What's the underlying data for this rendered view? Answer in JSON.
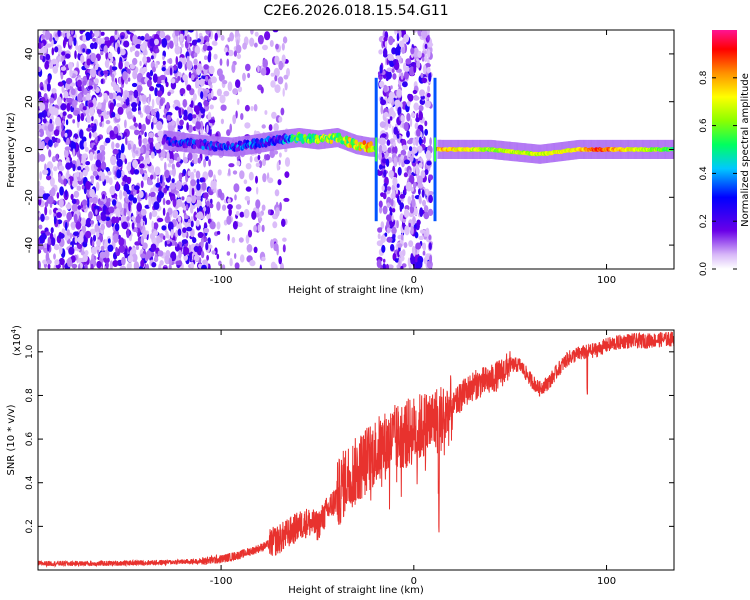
{
  "title": "C2E6.2026.018.15.54.G11",
  "colors": {
    "snr_line": "#e8322e",
    "axis": "#000000",
    "scatter": "#6a00e8"
  },
  "chart_data": [
    {
      "type": "heatmap",
      "name": "spectrogram",
      "xlabel": "Height of straight line (km)",
      "ylabel": "Frequency (Hz)",
      "xlim": [
        -195,
        135
      ],
      "ylim": [
        -50,
        50
      ],
      "xticks": [
        -100,
        0,
        100
      ],
      "xtick_labels": [
        "-100",
        "0",
        "100"
      ],
      "yticks": [
        -40,
        -20,
        0,
        20,
        40
      ],
      "ytick_labels": [
        "-40",
        "-20",
        "0",
        "20",
        "40"
      ],
      "colorbar": {
        "label": "Normalized spectral amplitude",
        "range": [
          0,
          1
        ],
        "ticks": [
          0.0,
          0.2,
          0.4,
          0.6,
          0.8
        ],
        "tick_labels": [
          "0.0",
          "0.2",
          "0.4",
          "0.6",
          "0.8"
        ]
      },
      "noise_regions": [
        {
          "x_from": -195,
          "x_to": -105,
          "density": "dense"
        },
        {
          "x_from": -105,
          "x_to": -65,
          "density": "sparse"
        },
        {
          "x_from": -18,
          "x_to": 9,
          "density": "dense"
        }
      ],
      "ridge": [
        {
          "x": -130,
          "freq": 4,
          "amp": 0.35
        },
        {
          "x": -110,
          "freq": 2,
          "amp": 0.4
        },
        {
          "x": -95,
          "freq": 1,
          "amp": 0.45
        },
        {
          "x": -85,
          "freq": 2,
          "amp": 0.45
        },
        {
          "x": -70,
          "freq": 4,
          "amp": 0.4
        },
        {
          "x": -60,
          "freq": 5,
          "amp": 0.65
        },
        {
          "x": -50,
          "freq": 4,
          "amp": 0.75
        },
        {
          "x": -40,
          "freq": 5,
          "amp": 0.8
        },
        {
          "x": -30,
          "freq": 2,
          "amp": 0.85
        },
        {
          "x": -23,
          "freq": 1,
          "amp": 0.9
        },
        {
          "x": 15,
          "freq": 0,
          "amp": 0.85
        },
        {
          "x": 40,
          "freq": 0,
          "amp": 0.7
        },
        {
          "x": 65,
          "freq": -2,
          "amp": 0.75
        },
        {
          "x": 85,
          "freq": 0,
          "amp": 0.8
        },
        {
          "x": 95,
          "freq": 0,
          "amp": 0.95
        },
        {
          "x": 135,
          "freq": 0,
          "amp": 0.6
        }
      ]
    },
    {
      "type": "line",
      "name": "snr",
      "xlabel": "Height of straight line (km)",
      "ylabel": "SNR (10 * v/v)",
      "y_scale_label": "(x10",
      "y_scale_exponent": "4",
      "xlim": [
        -195,
        135
      ],
      "ylim": [
        0,
        1.1
      ],
      "xticks": [
        -100,
        0,
        100
      ],
      "xtick_labels": [
        "-100",
        "0",
        "100"
      ],
      "yticks": [
        0.2,
        0.4,
        0.6,
        0.8,
        1.0
      ],
      "ytick_labels": [
        "0.2",
        "0.4",
        "0.6",
        "0.8",
        "1.0"
      ],
      "series": [
        {
          "name": "SNR",
          "x": [
            -195,
            -160,
            -130,
            -110,
            -100,
            -90,
            -80,
            -70,
            -60,
            -55,
            -50,
            -45,
            -40,
            -35,
            -30,
            -25,
            -20,
            -15,
            -10,
            -5,
            0,
            5,
            10,
            15,
            20,
            25,
            30,
            35,
            40,
            45,
            50,
            55,
            60,
            65,
            70,
            75,
            80,
            85,
            90,
            95,
            100,
            110,
            120,
            135
          ],
          "values": [
            0.03,
            0.03,
            0.035,
            0.04,
            0.05,
            0.07,
            0.1,
            0.14,
            0.2,
            0.22,
            0.2,
            0.27,
            0.33,
            0.42,
            0.45,
            0.5,
            0.54,
            0.57,
            0.6,
            0.62,
            0.64,
            0.66,
            0.68,
            0.7,
            0.74,
            0.8,
            0.84,
            0.86,
            0.87,
            0.9,
            0.94,
            0.94,
            0.88,
            0.83,
            0.86,
            0.92,
            0.97,
            0.99,
            1.0,
            1.01,
            1.03,
            1.05,
            1.05,
            1.06
          ]
        }
      ]
    }
  ]
}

────────────────────────────────────────

Short exercise
Reproduce every record above exactly, but leave out the pictures.

Exercise answer
What's the underlying data for this rendered view? Answer in JSON.
{
  "title": "C2E6.2026.018.15.54.G11",
  "colors": {
    "snr_line": "#e8322e",
    "axis": "#000000",
    "scatter": "#6a00e8"
  },
  "chart_data": [
    {
      "type": "heatmap",
      "name": "spectrogram",
      "xlabel": "Height of straight line (km)",
      "ylabel": "Frequency (Hz)",
      "xlim": [
        -195,
        135
      ],
      "ylim": [
        -50,
        50
      ],
      "xticks": [
        -100,
        0,
        100
      ],
      "xtick_labels": [
        "-100",
        "0",
        "100"
      ],
      "yticks": [
        -40,
        -20,
        0,
        20,
        40
      ],
      "ytick_labels": [
        "-40",
        "-20",
        "0",
        "20",
        "40"
      ],
      "colorbar": {
        "label": "Normalized spectral amplitude",
        "range": [
          0,
          1
        ],
        "ticks": [
          0.0,
          0.2,
          0.4,
          0.6,
          0.8
        ],
        "tick_labels": [
          "0.0",
          "0.2",
          "0.4",
          "0.6",
          "0.8"
        ]
      },
      "noise_regions": [
        {
          "x_from": -195,
          "x_to": -105,
          "density": "dense"
        },
        {
          "x_from": -105,
          "x_to": -65,
          "density": "sparse"
        },
        {
          "x_from": -18,
          "x_to": 9,
          "density": "dense"
        }
      ],
      "ridge": [
        {
          "x": -130,
          "freq": 4,
          "amp": 0.35
        },
        {
          "x": -110,
          "freq": 2,
          "amp": 0.4
        },
        {
          "x": -95,
          "freq": 1,
          "amp": 0.45
        },
        {
          "x": -85,
          "freq": 2,
          "amp": 0.45
        },
        {
          "x": -70,
          "freq": 4,
          "amp": 0.4
        },
        {
          "x": -60,
          "freq": 5,
          "amp": 0.65
        },
        {
          "x": -50,
          "freq": 4,
          "amp": 0.75
        },
        {
          "x": -40,
          "freq": 5,
          "amp": 0.8
        },
        {
          "x": -30,
          "freq": 2,
          "amp": 0.85
        },
        {
          "x": -23,
          "freq": 1,
          "amp": 0.9
        },
        {
          "x": 15,
          "freq": 0,
          "amp": 0.85
        },
        {
          "x": 40,
          "freq": 0,
          "amp": 0.7
        },
        {
          "x": 65,
          "freq": -2,
          "amp": 0.75
        },
        {
          "x": 85,
          "freq": 0,
          "amp": 0.8
        },
        {
          "x": 95,
          "freq": 0,
          "amp": 0.95
        },
        {
          "x": 135,
          "freq": 0,
          "amp": 0.6
        }
      ]
    },
    {
      "type": "line",
      "name": "snr",
      "xlabel": "Height of straight line (km)",
      "ylabel": "SNR (10 * v/v)",
      "y_scale_label": "(x10",
      "y_scale_exponent": "4",
      "xlim": [
        -195,
        135
      ],
      "ylim": [
        0,
        1.1
      ],
      "xticks": [
        -100,
        0,
        100
      ],
      "xtick_labels": [
        "-100",
        "0",
        "100"
      ],
      "yticks": [
        0.2,
        0.4,
        0.6,
        0.8,
        1.0
      ],
      "ytick_labels": [
        "0.2",
        "0.4",
        "0.6",
        "0.8",
        "1.0"
      ],
      "series": [
        {
          "name": "SNR",
          "x": [
            -195,
            -160,
            -130,
            -110,
            -100,
            -90,
            -80,
            -70,
            -60,
            -55,
            -50,
            -45,
            -40,
            -35,
            -30,
            -25,
            -20,
            -15,
            -10,
            -5,
            0,
            5,
            10,
            15,
            20,
            25,
            30,
            35,
            40,
            45,
            50,
            55,
            60,
            65,
            70,
            75,
            80,
            85,
            90,
            95,
            100,
            110,
            120,
            135
          ],
          "values": [
            0.03,
            0.03,
            0.035,
            0.04,
            0.05,
            0.07,
            0.1,
            0.14,
            0.2,
            0.22,
            0.2,
            0.27,
            0.33,
            0.42,
            0.45,
            0.5,
            0.54,
            0.57,
            0.6,
            0.62,
            0.64,
            0.66,
            0.68,
            0.7,
            0.74,
            0.8,
            0.84,
            0.86,
            0.87,
            0.9,
            0.94,
            0.94,
            0.88,
            0.83,
            0.86,
            0.92,
            0.97,
            0.99,
            1.0,
            1.01,
            1.03,
            1.05,
            1.05,
            1.06
          ]
        }
      ]
    }
  ]
}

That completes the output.